Sayfa Alıntısı

01 Kasım 2023

Kapının yanında iki çanta; deprem çantası, hapis çantası...

Tolga Şardan’ın evinden çıkarken yanına aldığı yeşil çanta gazetecinin hapis çantasıdır. Çağrılsa gideceği bir ifade için eğer polisler evi basıyorsa amaç ve sonuç bellidir

Deprem bölgesinde, mesela İstanbul’da yaşıyorsanız, bilim insanlarını dinliyorsanız hazırlığınızı yaparsınız.

Zamanı belli olmasa da bir gün, bir an sallanacaktır yaşadığınız yer ve siz eğer sağ kalırsanız, çantanızın içindeki temiz çamaşır, giysi ve kullandığınız ilaçlar sizi bir süre idare edecektir.

Adı deprem çantasıdır, kapının yanında durur.

Türkiye’de yaşıyorsanız, işiniz gazetecilikse ve bunu halkı bilgilendirmek için korkmadan yapıyorsanız da hazırlığınızı yaparsınız.

Zamanı belli olmasa da bir gün, bir an çalınacaktır kapınız, aranacaktır tüm odalarınız. El konulacaktır telefonunuza, bilgisayarınıza ve sizi alıp götüreceklerdir önce adliyeye, sonra hapse… Bu yüzden içine temiz çamaşır, giysi, kullandığınız ilaçları koyar, kapının yanına yerleştirir, o günün gelmemesini umarak hazır tutarsınız çantanızı.

Adı hapis çantasıdır, kapının yanında durur.

Tolga Şardan’ın evinden çıkarken yanına aldığı yeşil çanta gazetecinin hapis çantasıdır. Çağrılsa gideceği bir ifade için eğer polisler evi basıyorsa amaç ve sonuç bellidir.

Yıllardır gücü eline geçirenin "işine gelmediği için" tutukladığı gazeteciler arasına bugün Tolga Şardan da katıldı. 35 yıllık meslek hayatında yazdığı haberlerle, dürüst gazeteciliğiyle hep tanınmış ama mütevazı bir isim oldu. Milliyet Gazetesi’nde aynı yıllarda çalıştık. Ayrı yerlerde olduğumuz dönemlerde de saygın gazeteciliğini, haberlerini dikkatle izledim.

Görev 1
Hapis çantası yazısında "Zamanı belli olmasa da bir gün, bir an çalınacaktır" ile başlayıp "hazır tutarsınız çantanızı." kısmına kadar süren bölümü değiştirmeden geri verir misin?
Görev 2
Kayıtlarda "Kids" sözcüğünü içeren satırların hepsini belirleyip aynen kopyalar mısın? Büyük-küçük harf ayrımı gözetilmelidir.

Kullanılacak Kayıtlar
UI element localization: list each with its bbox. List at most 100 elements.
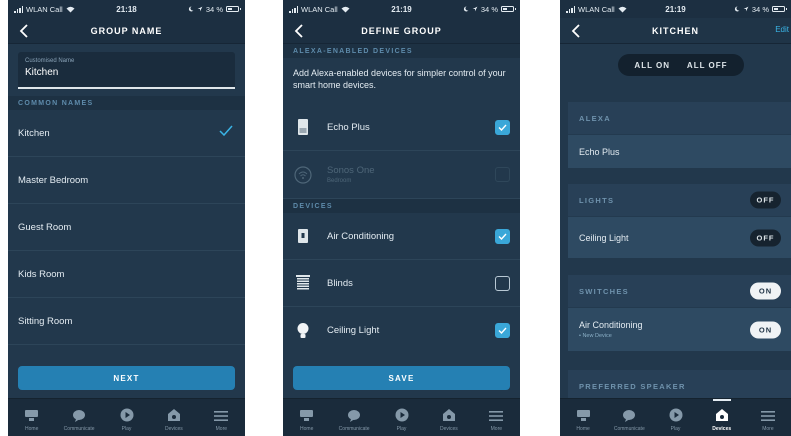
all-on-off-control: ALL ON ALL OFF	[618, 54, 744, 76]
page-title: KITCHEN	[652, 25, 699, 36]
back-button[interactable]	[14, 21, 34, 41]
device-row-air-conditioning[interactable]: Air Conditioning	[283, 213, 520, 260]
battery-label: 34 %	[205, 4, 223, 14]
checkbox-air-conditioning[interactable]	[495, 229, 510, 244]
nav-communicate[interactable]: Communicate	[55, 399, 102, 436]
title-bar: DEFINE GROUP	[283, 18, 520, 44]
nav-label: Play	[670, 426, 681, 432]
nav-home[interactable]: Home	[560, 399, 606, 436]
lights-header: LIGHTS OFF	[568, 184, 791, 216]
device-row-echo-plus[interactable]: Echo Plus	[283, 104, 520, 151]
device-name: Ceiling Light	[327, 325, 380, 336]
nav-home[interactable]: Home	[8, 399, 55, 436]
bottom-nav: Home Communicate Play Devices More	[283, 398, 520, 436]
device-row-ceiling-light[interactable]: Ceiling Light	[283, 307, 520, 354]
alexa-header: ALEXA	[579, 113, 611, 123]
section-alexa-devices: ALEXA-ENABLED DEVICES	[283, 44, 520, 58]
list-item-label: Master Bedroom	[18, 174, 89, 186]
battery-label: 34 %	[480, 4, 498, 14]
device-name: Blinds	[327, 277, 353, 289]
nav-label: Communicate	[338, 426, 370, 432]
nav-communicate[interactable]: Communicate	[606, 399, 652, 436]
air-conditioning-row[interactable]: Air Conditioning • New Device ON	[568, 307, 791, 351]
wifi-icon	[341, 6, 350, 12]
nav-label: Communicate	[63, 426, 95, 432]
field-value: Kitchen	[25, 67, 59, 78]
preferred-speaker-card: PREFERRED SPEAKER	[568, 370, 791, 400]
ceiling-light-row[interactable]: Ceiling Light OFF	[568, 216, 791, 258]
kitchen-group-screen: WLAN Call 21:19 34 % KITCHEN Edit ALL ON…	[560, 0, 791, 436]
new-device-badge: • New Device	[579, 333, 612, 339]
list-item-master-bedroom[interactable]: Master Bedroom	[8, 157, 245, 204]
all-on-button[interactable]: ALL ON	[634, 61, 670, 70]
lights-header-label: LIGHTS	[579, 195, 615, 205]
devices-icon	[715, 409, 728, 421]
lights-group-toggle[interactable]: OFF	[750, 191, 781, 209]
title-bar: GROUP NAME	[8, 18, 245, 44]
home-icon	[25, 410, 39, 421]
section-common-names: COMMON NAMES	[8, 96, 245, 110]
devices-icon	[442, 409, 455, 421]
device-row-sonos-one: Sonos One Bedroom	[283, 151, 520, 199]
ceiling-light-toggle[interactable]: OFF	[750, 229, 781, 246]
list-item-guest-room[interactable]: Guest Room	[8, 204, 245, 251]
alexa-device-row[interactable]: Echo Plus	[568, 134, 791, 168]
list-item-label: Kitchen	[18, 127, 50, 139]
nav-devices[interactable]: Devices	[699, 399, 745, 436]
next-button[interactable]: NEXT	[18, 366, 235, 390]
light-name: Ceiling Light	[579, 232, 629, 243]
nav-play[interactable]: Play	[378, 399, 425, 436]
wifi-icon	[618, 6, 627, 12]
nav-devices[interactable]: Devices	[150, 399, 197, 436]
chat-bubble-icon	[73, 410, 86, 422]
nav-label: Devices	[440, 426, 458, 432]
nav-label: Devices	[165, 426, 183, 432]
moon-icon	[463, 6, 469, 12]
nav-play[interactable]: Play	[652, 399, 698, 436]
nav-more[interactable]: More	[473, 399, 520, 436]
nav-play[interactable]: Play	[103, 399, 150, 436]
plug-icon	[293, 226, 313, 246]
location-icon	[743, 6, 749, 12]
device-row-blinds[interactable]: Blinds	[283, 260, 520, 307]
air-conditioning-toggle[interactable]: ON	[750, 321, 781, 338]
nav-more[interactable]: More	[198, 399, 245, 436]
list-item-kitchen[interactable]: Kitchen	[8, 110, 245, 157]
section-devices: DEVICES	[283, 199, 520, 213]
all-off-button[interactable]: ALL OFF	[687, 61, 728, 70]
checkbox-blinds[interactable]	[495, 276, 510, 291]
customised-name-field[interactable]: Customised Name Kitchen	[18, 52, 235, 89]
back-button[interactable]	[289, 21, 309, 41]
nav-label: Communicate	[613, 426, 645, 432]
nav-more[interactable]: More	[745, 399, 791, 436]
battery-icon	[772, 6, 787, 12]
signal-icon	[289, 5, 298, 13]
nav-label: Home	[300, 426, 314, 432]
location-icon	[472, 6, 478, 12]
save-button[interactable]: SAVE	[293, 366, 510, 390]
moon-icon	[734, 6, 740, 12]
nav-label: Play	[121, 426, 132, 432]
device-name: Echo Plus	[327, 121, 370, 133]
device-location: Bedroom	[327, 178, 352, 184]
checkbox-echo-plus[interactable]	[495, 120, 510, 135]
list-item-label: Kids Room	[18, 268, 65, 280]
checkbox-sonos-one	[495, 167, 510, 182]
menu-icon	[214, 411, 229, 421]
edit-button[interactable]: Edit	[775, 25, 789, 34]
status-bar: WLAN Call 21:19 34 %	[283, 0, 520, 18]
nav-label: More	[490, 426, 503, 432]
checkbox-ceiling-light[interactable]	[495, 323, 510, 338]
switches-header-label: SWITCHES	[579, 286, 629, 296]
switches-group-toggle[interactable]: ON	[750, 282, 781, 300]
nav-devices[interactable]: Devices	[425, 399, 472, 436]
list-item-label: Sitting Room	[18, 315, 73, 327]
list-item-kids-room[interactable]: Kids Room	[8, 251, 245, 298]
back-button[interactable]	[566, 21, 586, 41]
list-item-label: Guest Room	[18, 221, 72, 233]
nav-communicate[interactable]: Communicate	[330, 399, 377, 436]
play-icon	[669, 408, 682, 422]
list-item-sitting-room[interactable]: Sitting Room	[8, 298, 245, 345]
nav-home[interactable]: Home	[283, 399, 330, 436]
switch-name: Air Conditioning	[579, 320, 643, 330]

Çözüm 1
Zamanı belli olmasa da bir gün, bir an çalınacaktır kapınız, aranacaktır tüm odalarınız. El konulacaktır telefonunuza, bilgisayarınıza ve sizi alıp götüreceklerdir önce adliyeye, sonra hapse… Bu yüzden içine temiz çamaşır, giysi, kullandığınız ilaçları koyar, kapının yanına yerleştirir, o günün gelmemesini umarak hazır tutarsınız çantanızı.

Çözüm 2
list-item-label: Kids Room	[18, 268, 65, 280]
list-item-kids-room[interactable]: Kids Room	[8, 251, 245, 298]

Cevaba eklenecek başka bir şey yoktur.